--- Start GIVEN INFORMATION ---

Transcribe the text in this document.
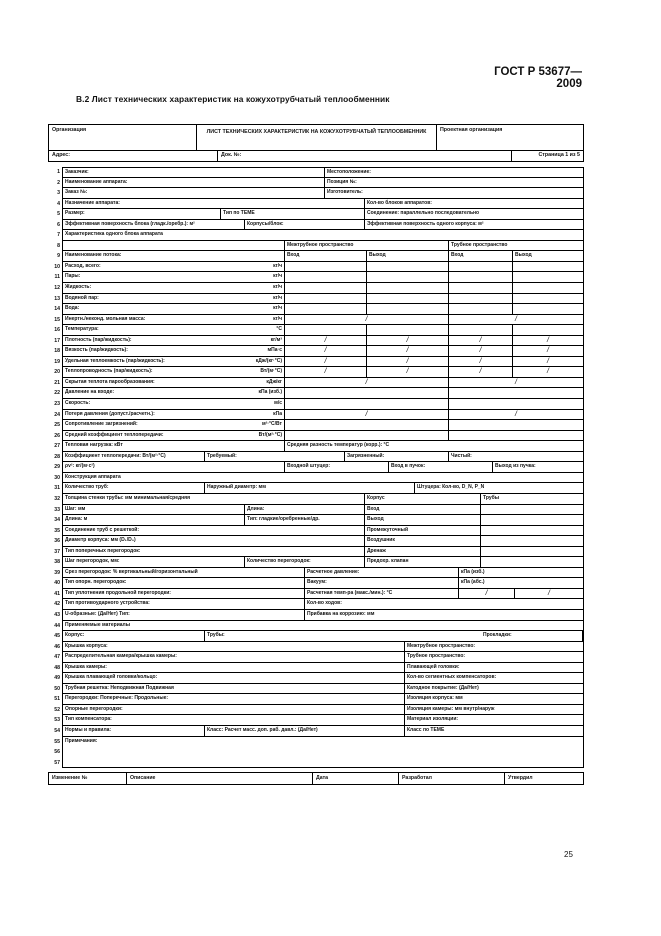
ГОСТ Р 53677—2009
В.2 Лист технических характеристик на кожухотрубчатый теплообменник
Организация	ЛИСТ ТЕХНИЧЕСКИХ ХАРАКТЕРИСТИК НА КОЖУХОТРУБЧАТЫЙ ТЕПЛООБМЕННИК	Проектная организация
Адрес:	Док. №:	Страница 1 из 5
1	Заказчик:	Местоположение:
2	Наименование аппарата:	Позиция №:
3	Заказ №:	Изготовитель:
4	Назначение аппарата:	Кол-во блоков аппаратов:
5	Размер:	Тип по ТЕМЕ	Соединение: параллельно последовательно
6	Эффективная поверхность блока (гладк./оребр.): м²	Корпусы/блок:	Эффективная поверхность одного корпуса: м²
7	Характеристика одного блока аппарата
8	Межтрубное пространство	Трубное пространство
9	Наименование потока:	Вход	Выход	Вход	Выход
10	Расход, всего:	кг/ч
11	Пары:	кг/ч
12	Жидкость:	кг/ч
13	Водяной пар:	кг/ч
14	Вода:	кг/ч
15	Инертн./неконд. мольная масса:	кг/ч	/	/
16	Температура:	°С
17	Плотность (пар/жидкость):	кг/м³	/	/	/	/
18	Вязкость (пар/жидкость):	мПа·с	/	/	/	/
19	Удельная теплоемкость (пар/жидкость):	кДж/(кг·°С)	/	/	/	/
20	Теплопроводность (пар/жидкость):	Вт/(м·°С)	/	/	/	/
21	Скрытая теплота парообразования:	кДж/кг	/	/
22	Давление на входе:	кПа (изб.)
23	Скорость:	м/с
24	Потеря давления (допуст./расчетн.):	кПа	/	/
25	Сопротивление загрязнений:	м²·°С/Вт
26	Средний коэффициент теплопередачи:	Вт/(м²·°С)
27	Тепловая нагрузка: кВт	Средняя разность температур (корр.): °С
28	Коэффициент теплопередачи: Вт/(м²·°С)	Требуемый:	Загрязненный:	Чистый:
29	ρv²: кг/(м·с²)	Входной штуцер:	Вход в пучок:	Выход из пучка:
30	Конструкция аппарата
31	Количество труб:	Наружный диаметр: мм	Штуцера: Кол-во, D_N, P_N
32	Толщина стенки трубы: мм минимальная/средняя	Корпус	Трубы
33	Шаг: мм	Длина:	Вход
34	Длина: м	Тип: гладкие/оребренные/др.	Выход
35	Соединение труб с решеткой:	Промежуточный
36	Диаметр корпуса: мм (D₁/D₀)	Воздушник
37	Тип поперечных перегородок:	Дренаж
38	Шаг перегородок, мм:	Количество перегородок:	Предохр. клапан
39	Срез перегородок: % вертикальный/горизонтальный	Расчетное давление:	кПа (изб.)
40	Тип опорн. перегородок:	Вакуум:	кПа (абс.)
41	Тип уплотнения продольной перегородки:	Расчетная темп-ра (макс./мин.): °С	/	/
42	Тип противоударного устройства:	Кол-во ходов:
43	U-образные: (Да/Нет) Тип:	Прибавка на коррозию: мм
44	Применяемые материалы
45	Корпус:	Трубы:	Прокладки:
46	Крышка корпуса:	Межтрубное пространство:
47	Распределительная камера/крышка камеры:	Трубное пространство:
48	Крышка камеры:	Плавающей головки:
49	Крышка плавающей головки/кольцо:	Кол-во сегментных компенсаторов:
50	Трубная решетка: Неподвижная Подвижная	Катодное покрытие: (Да/Нет)
51	Перегородки: Поперечные: Продольные:	Изоляция корпуса: мм
52	Опорные перегородки:	Изоляция камеры: мм внутр/наруж
53	Тип компенсатора:	Материал изоляции:
54	Нормы и правила:	Класс: Расчет масс. доп. раб. давл.: (Да/Нет)	Класс по ТЕМЕ
55	Примечания:
56
57
Изменение №	Описание	Дата	Разработал	Утвердил
25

--- End GIVEN INFORMATION ---

## [WHAT IS REQUIRED]
Without the pictures, restate each entry exactly.

## [EXERCISE RESPONSE]
Transcribe the text in this document.
ГОСТ Р 53677—2009
В.2 Лист технических характеристик на кожухотрубчатый теплообменник
Организация	ЛИСТ ТЕХНИЧЕСКИХ ХАРАКТЕРИСТИК НА КОЖУХОТРУБЧАТЫЙ ТЕПЛООБМЕННИК	Проектная организация
Адрес:	Док. №:	Страница 1 из 5
1	Заказчик:	Местоположение:
2	Наименование аппарата:	Позиция №:
3	Заказ №:	Изготовитель:
4	Назначение аппарата:	Кол-во блоков аппаратов:
5	Размер:	Тип по ТЕМЕ	Соединение: параллельно последовательно
6	Эффективная поверхность блока (гладк./оребр.): м²	Корпусы/блок:	Эффективная поверхность одного корпуса: м²
7	Характеристика одного блока аппарата
8	Межтрубное пространство	Трубное пространство
9	Наименование потока:	Вход	Выход	Вход	Выход
10	Расход, всего:	кг/ч
11	Пары:	кг/ч
12	Жидкость:	кг/ч
13	Водяной пар:	кг/ч
14	Вода:	кг/ч
15	Инертн./неконд. мольная масса:	кг/ч	/	/
16	Температура:	°С
17	Плотность (пар/жидкость):	кг/м³	/	/	/	/
18	Вязкость (пар/жидкость):	мПа·с	/	/	/	/
19	Удельная теплоемкость (пар/жидкость):	кДж/(кг·°С)	/	/	/	/
20	Теплопроводность (пар/жидкость):	Вт/(м·°С)	/	/	/	/
21	Скрытая теплота парообразования:	кДж/кг	/	/
22	Давление на входе:	кПа (изб.)
23	Скорость:	м/с
24	Потеря давления (допуст./расчетн.):	кПа	/	/
25	Сопротивление загрязнений:	м²·°С/Вт
26	Средний коэффициент теплопередачи:	Вт/(м²·°С)
27	Тепловая нагрузка: кВт	Средняя разность температур (корр.): °С
28	Коэффициент теплопередачи: Вт/(м²·°С)	Требуемый:	Загрязненный:	Чистый:
29	ρv²: кг/(м·с²)	Входной штуцер:	Вход в пучок:	Выход из пучка:
30	Конструкция аппарата
31	Количество труб:	Наружный диаметр: мм	Штуцера: Кол-во, D_N, P_N
32	Толщина стенки трубы: мм минимальная/средняя	Корпус	Трубы
33	Шаг: мм	Длина:	Вход
34	Длина: м	Тип: гладкие/оребренные/др.	Выход
35	Соединение труб с решеткой:	Промежуточный
36	Диаметр корпуса: мм (D₁/D₀)	Воздушник
37	Тип поперечных перегородок:	Дренаж
38	Шаг перегородок, мм:	Количество перегородок:	Предохр. клапан
39	Срез перегородок: % вертикальный/горизонтальный	Расчетное давление:	кПа (изб.)
40	Тип опорн. перегородок:	Вакуум:	кПа (абс.)
41	Тип уплотнения продольной перегородки:	Расчетная темп-ра (макс./мин.): °С	/	/
42	Тип противоударного устройства:	Кол-во ходов:
43	U-образные: (Да/Нет) Тип:	Прибавка на коррозию: мм
44	Применяемые материалы
45	Корпус:	Трубы:	Прокладки:
46	Крышка корпуса:	Межтрубное пространство:
47	Распределительная камера/крышка камеры:	Трубное пространство:
48	Крышка камеры:	Плавающей головки:
49	Крышка плавающей головки/кольцо:	Кол-во сегментных компенсаторов:
50	Трубная решетка: Неподвижная Подвижная	Катодное покрытие: (Да/Нет)
51	Перегородки: Поперечные: Продольные:	Изоляция корпуса: мм
52	Опорные перегородки:	Изоляция камеры: мм внутр/наруж
53	Тип компенсатора:	Материал изоляции:
54	Нормы и правила:	Класс: Расчет масс. доп. раб. давл.: (Да/Нет)	Класс по ТЕМЕ
55	Примечания:
56
57
Изменение №	Описание	Дата	Разработал	Утвердил
25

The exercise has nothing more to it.